_Records supplied_:
· · · · · · ·

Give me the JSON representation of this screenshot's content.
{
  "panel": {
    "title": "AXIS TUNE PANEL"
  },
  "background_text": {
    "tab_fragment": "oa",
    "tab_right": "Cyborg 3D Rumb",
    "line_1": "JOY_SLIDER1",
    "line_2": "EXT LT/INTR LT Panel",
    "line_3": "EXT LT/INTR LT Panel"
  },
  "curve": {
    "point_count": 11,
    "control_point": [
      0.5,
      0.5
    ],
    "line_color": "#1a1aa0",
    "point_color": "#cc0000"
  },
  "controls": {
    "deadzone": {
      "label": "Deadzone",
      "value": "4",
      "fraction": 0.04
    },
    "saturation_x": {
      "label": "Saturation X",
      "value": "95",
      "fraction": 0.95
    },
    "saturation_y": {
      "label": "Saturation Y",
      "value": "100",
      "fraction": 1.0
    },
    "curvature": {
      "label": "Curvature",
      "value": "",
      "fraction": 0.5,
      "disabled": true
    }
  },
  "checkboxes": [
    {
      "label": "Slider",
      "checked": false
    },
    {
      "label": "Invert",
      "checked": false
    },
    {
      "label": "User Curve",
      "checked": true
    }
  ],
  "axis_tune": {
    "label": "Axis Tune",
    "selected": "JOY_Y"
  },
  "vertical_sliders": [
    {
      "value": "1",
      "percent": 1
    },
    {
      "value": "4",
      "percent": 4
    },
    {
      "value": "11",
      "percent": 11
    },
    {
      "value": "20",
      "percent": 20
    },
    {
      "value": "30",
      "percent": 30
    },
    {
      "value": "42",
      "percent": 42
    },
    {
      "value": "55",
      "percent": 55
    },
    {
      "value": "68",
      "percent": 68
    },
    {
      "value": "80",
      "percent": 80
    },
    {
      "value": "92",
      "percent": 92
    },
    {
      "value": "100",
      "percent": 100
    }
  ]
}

· · · · · · ·

_Requirement_: Repeat all entries. Match them exactly.

_Result below_:
Give me the JSON representation of this screenshot's content.
{
  "panel": {
    "title": "AXIS TUNE PANEL"
  },
  "background_text": {
    "tab_fragment": "oa",
    "tab_right": "Cyborg 3D Rumb",
    "line_1": "JOY_SLIDER1",
    "line_2": "EXT LT/INTR LT Panel",
    "line_3": "EXT LT/INTR LT Panel"
  },
  "curve": {
    "point_count": 11,
    "control_point": [
      0.5,
      0.5
    ],
    "line_color": "#1a1aa0",
    "point_color": "#cc0000"
  },
  "controls": {
    "deadzone": {
      "label": "Deadzone",
      "value": "4",
      "fraction": 0.04
    },
    "saturation_x": {
      "label": "Saturation X",
      "value": "95",
      "fraction": 0.95
    },
    "saturation_y": {
      "label": "Saturation Y",
      "value": "100",
      "fraction": 1.0
    },
    "curvature": {
      "label": "Curvature",
      "value": "",
      "fraction": 0.5,
      "disabled": true
    }
  },
  "checkboxes": [
    {
      "label": "Slider",
      "checked": false
    },
    {
      "label": "Invert",
      "checked": false
    },
    {
      "label": "User Curve",
      "checked": true
    }
  ],
  "axis_tune": {
    "label": "Axis Tune",
    "selected": "JOY_Y"
  },
  "vertical_sliders": [
    {
      "value": "1",
      "percent": 1
    },
    {
      "value": "4",
      "percent": 4
    },
    {
      "value": "11",
      "percent": 11
    },
    {
      "value": "20",
      "percent": 20
    },
    {
      "value": "30",
      "percent": 30
    },
    {
      "value": "42",
      "percent": 42
    },
    {
      "value": "55",
      "percent": 55
    },
    {
      "value": "68",
      "percent": 68
    },
    {
      "value": "80",
      "percent": 80
    },
    {
      "value": "92",
      "percent": 92
    },
    {
      "value": "100",
      "percent": 100
    }
  ]
}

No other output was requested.